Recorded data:
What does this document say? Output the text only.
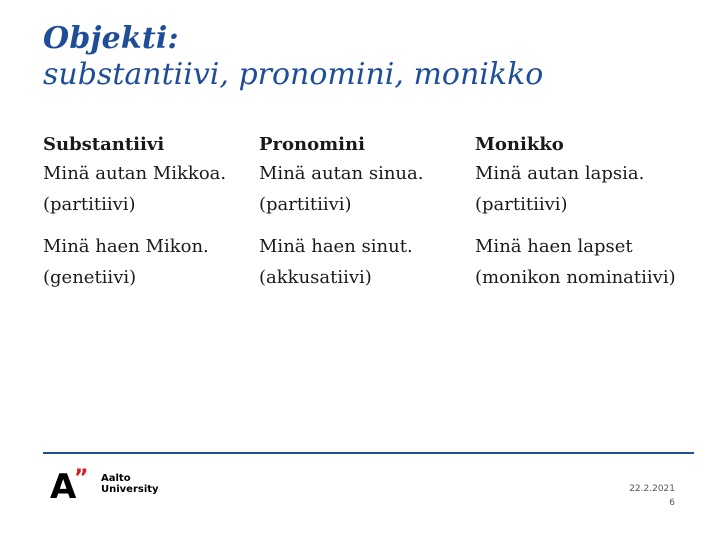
Objekti:
substantiivi, pronomini, monikko
Substantiivi
Minä autan Mikkoa.
(partitiivi)
Minä haen Mikon.
(genetiivi)
Pronomini
Minä autan sinua.
(partitiivi)
Minä haen sinut.
(akkusatiivi)
Monikko
Minä autan lapsia.
(partitiivi)
Minä haen lapset
(monikon nominatiivi)
A
” Aalto University	22.2.2021
6
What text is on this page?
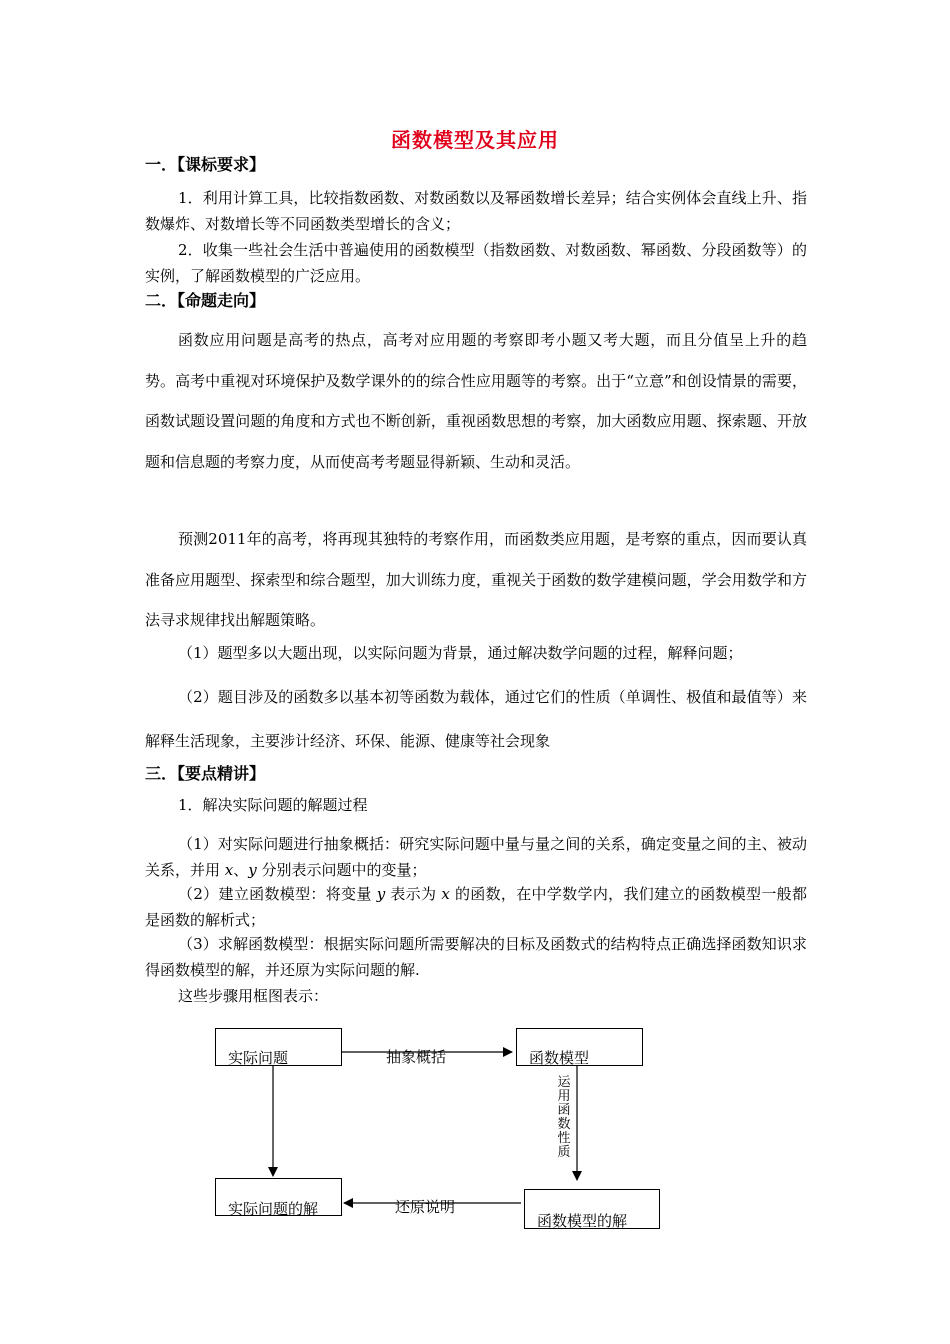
函数模型及其应用
一．【课标要求】
1．利用计算工具，比较指数函数、对数函数以及幂函数增长差异；结合实例体会直线上升、指数爆炸、对数增长等不同函数类型增长的含义；
2．收集一些社会生活中普遍使用的函数模型（指数函数、对数函数、幂函数、分段函数等）的实例，了解函数模型的广泛应用。
二．【命题走向】
函数应用问题是高考的热点，高考对应用题的考察即考小题又考大题，而且分值呈上升的趋势。高考中重视对环境保护及数学课外的的综合性应用题等的考察。出于“立意”和创设情景的需要，函数试题设置问题的角度和方式也不断创新，重视函数思想的考察，加大函数应用题、探索题、开放题和信息题的考察力度，从而使高考考题显得新颖、生动和灵活。
预测2011年的高考，将再现其独特的考察作用，而函数类应用题，是考察的重点，因而要认真准备应用题型、探索型和综合题型，加大训练力度，重视关于函数的数学建模问题，学会用数学和方法寻求规律找出解题策略。
（1）题型多以大题出现，以实际问题为背景，通过解决数学问题的过程，解释问题；
（2）题目涉及的函数多以基本初等函数为载体，通过它们的性质（单调性、极值和最值等）来解释生活现象，主要涉计经济、环保、能源、健康等社会现象
三．【要点精讲】
1．解决实际问题的解题过程
（1）对实际问题进行抽象概括：研究实际问题中量与量之间的关系，确定变量之间的主、被动关系，并用 x、y 分别表示问题中的变量；
（2）建立函数模型：将变量 y 表示为 x 的函数，在中学数学内，我们建立的函数模型一般都是函数的解析式；
（3）求解函数模型：根据实际问题所需要解决的目标及函数式的结构特点正确选择函数知识求得函数模型的解，并还原为实际问题的解.
这些步骤用框图表示：
实际问题	函数模型
实际问题的解
函数模型的解
抽象概括
还原说明
运
用
函
数
性
质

STATED TASK: Write out all the entries again, word for word, and print no images.

TASK ANSWER:
What does this document say? Output the text only.
Objekti:
substantiivi, pronomini, monikko
Substantiivi
Minä autan Mikkoa.
(partitiivi)
Minä haen Mikon.
(genetiivi)
Pronomini
Minä autan sinua.
(partitiivi)
Minä haen sinut.
(akkusatiivi)
Monikko
Minä autan lapsia.
(partitiivi)
Minä haen lapset
(monikon nominatiivi)
A
” Aalto University	22.2.2021
6
What text is on this page?
函数模型及其应用
一．【课标要求】
1．利用计算工具，比较指数函数、对数函数以及幂函数增长差异；结合实例体会直线上升、指数爆炸、对数增长等不同函数类型增长的含义；
2．收集一些社会生活中普遍使用的函数模型（指数函数、对数函数、幂函数、分段函数等）的实例，了解函数模型的广泛应用。
二．【命题走向】
函数应用问题是高考的热点，高考对应用题的考察即考小题又考大题，而且分值呈上升的趋势。高考中重视对环境保护及数学课外的的综合性应用题等的考察。出于“立意”和创设情景的需要，函数试题设置问题的角度和方式也不断创新，重视函数思想的考察，加大函数应用题、探索题、开放题和信息题的考察力度，从而使高考考题显得新颖、生动和灵活。
预测2011年的高考，将再现其独特的考察作用，而函数类应用题，是考察的重点，因而要认真准备应用题型、探索型和综合题型，加大训练力度，重视关于函数的数学建模问题，学会用数学和方法寻求规律找出解题策略。
（1）题型多以大题出现，以实际问题为背景，通过解决数学问题的过程，解释问题；
（2）题目涉及的函数多以基本初等函数为载体，通过它们的性质（单调性、极值和最值等）来解释生活现象，主要涉计经济、环保、能源、健康等社会现象
三．【要点精讲】
1．解决实际问题的解题过程
（1）对实际问题进行抽象概括：研究实际问题中量与量之间的关系，确定变量之间的主、被动关系，并用 x、y 分别表示问题中的变量；
（2）建立函数模型：将变量 y 表示为 x 的函数，在中学数学内，我们建立的函数模型一般都是函数的解析式；
（3）求解函数模型：根据实际问题所需要解决的目标及函数式的结构特点正确选择函数知识求得函数模型的解，并还原为实际问题的解.
这些步骤用框图表示：
实际问题	函数模型
实际问题的解
函数模型的解
抽象概括
还原说明
运
用
函
数
性
质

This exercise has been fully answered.